> _Exercise description_: Gather, from the listing beneath this task, every line holding the string "juni".

> _Exercise input_:
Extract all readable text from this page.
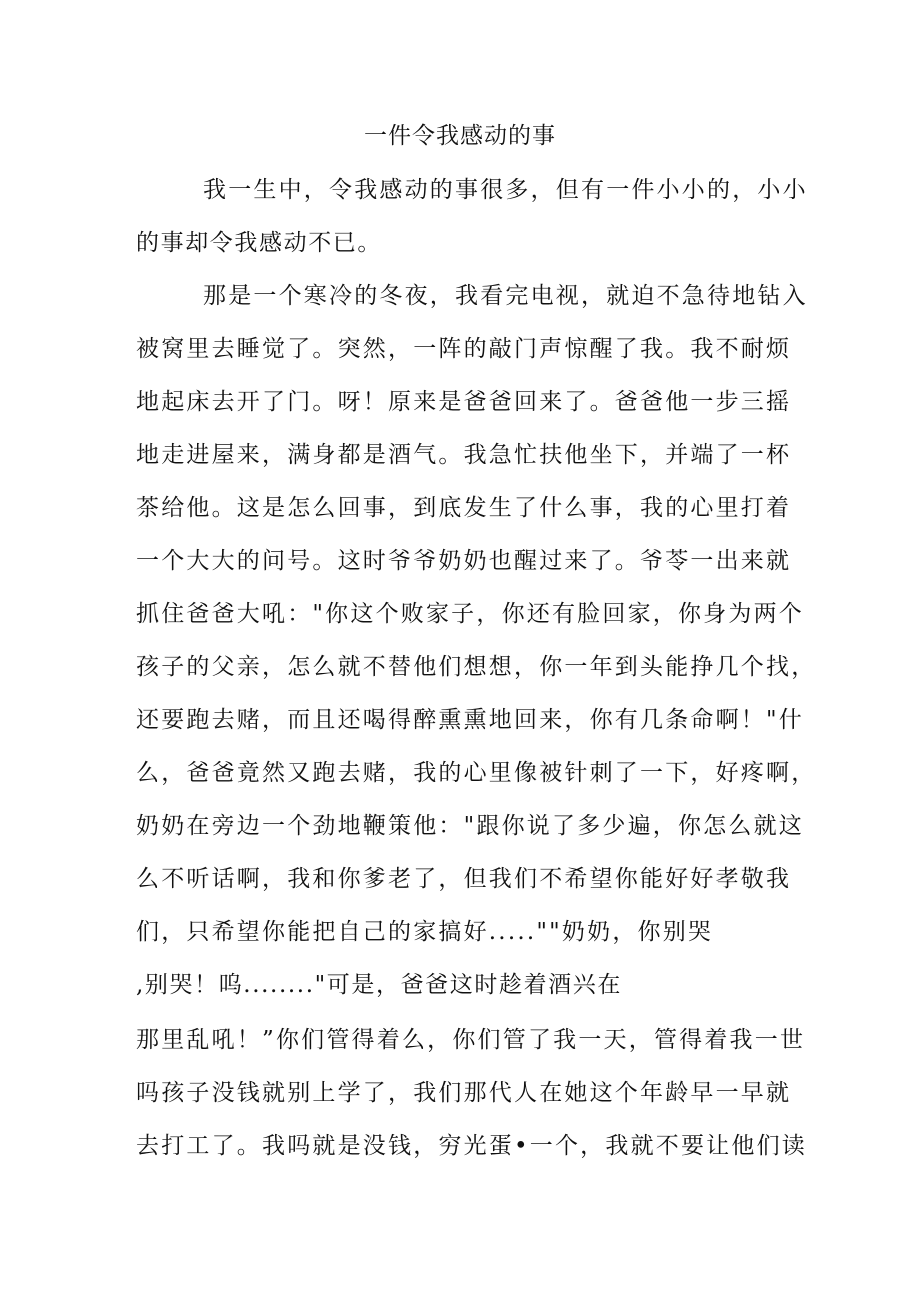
一件令我感动的事
我一生中，令我感动的事很多，但有一件小小的，小小
的事却令我感动不已。
那是一个寒冷的冬夜，我看完电视，就迫不急待地钻入
被窝里去睡觉了。突然，一阵的敲门声惊醒了我。我不耐烦
地起床去开了门。呀！原来是爸爸回来了。爸爸他一步三摇
地走进屋来，满身都是酒气。我急忙扶他坐下，并端了一杯
茶给他。这是怎么回事，到底发生了什么事，我的心里打着
一个大大的问号。这时爷爷奶奶也醒过来了。爷苓一出来就
抓住爸爸大吼："你这个败家子，你还有脸回家，你身为两个
孩子的父亲，怎么就不替他们想想，你一年到头能挣几个找，
还要跑去赌，而且还喝得醉熏熏地回来，你有几条命啊！"什
么，爸爸竟然又跑去赌，我的心里像被针刺了一下，好疼啊，
奶奶在旁边一个劲地鞭策他："跟你说了多少遍，你怎么就这
么不听话啊，我和你爹老了，但我们不希望你能好好孝敬我
们，只希望你能把自己的家搞好.....""奶奶，你别哭
,别哭！呜........"可是，爸爸这时趁着酒兴在
那里乱吼！”你们管得着么，你们管了我一天，管得着我一世
吗孩子没钱就别上学了，我们那代人在她这个年龄早一早就
去打工了。我吗就是没钱，穷光蛋•一个，我就不要让他们读
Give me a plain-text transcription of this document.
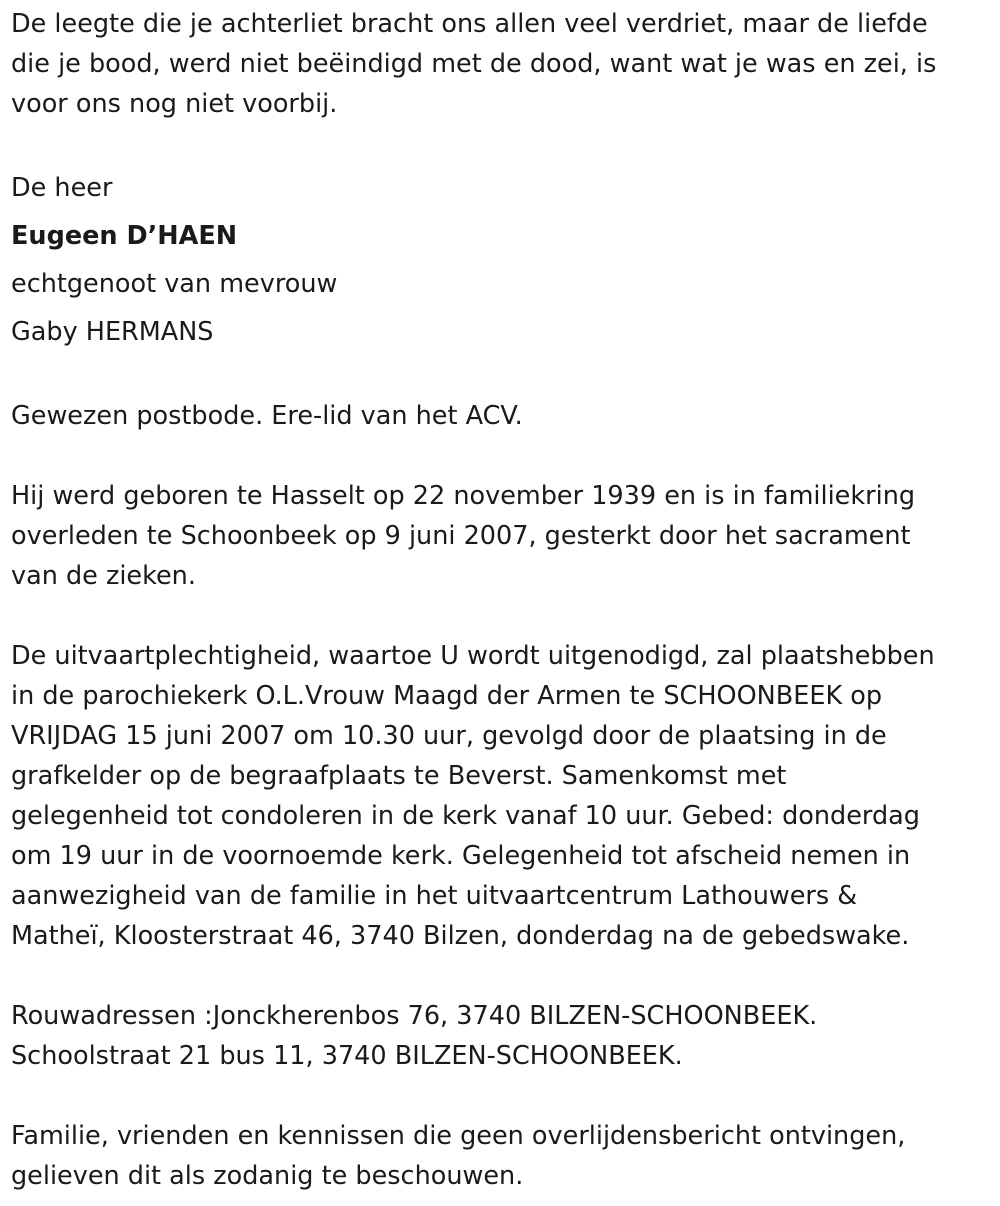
De leegte die je achterliet bracht ons allen veel verdriet, maar de liefde
die je bood, werd niet beëindigd met de dood, want wat je was en zei, is
voor ons nog niet voorbij.
De heer
Eugeen D’HAEN
echtgenoot van mevrouw
Gaby HERMANS
Gewezen postbode. Ere-lid van het ACV.
Hij werd geboren te Hasselt op 22 november 1939 en is in familiekring
overleden te Schoonbeek op 9 juni 2007, gesterkt door het sacrament
van de zieken.
De uitvaartplechtigheid, waartoe U wordt uitgenodigd, zal plaatshebben
in de parochiekerk O.L.Vrouw Maagd der Armen te SCHOONBEEK op
VRIJDAG 15 juni 2007 om 10.30 uur, gevolgd door de plaatsing in de
grafkelder op de begraafplaats te Beverst. Samenkomst met
gelegenheid tot condoleren in de kerk vanaf 10 uur. Gebed: donderdag
om 19 uur in de voornoemde kerk. Gelegenheid tot afscheid nemen in
aanwezigheid van de familie in het uitvaartcentrum Lathouwers &
Matheï, Kloosterstraat 46, 3740 Bilzen, donderdag na de gebedswake.
Rouwadressen :Jonckherenbos 76, 3740 BILZEN-SCHOONBEEK.
Schoolstraat 21 bus 11, 3740 BILZEN-SCHOONBEEK.
Familie, vrienden en kennissen die geen overlijdensbericht ontvingen,
gelieven dit als zodanig te beschouwen.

> _Exercise solution_:
overleden te Schoonbeek op 9 juni 2007, gesterkt door het sacrament
VRIJDAG 15 juni 2007 om 10.30 uur, gevolgd door de plaatsing in de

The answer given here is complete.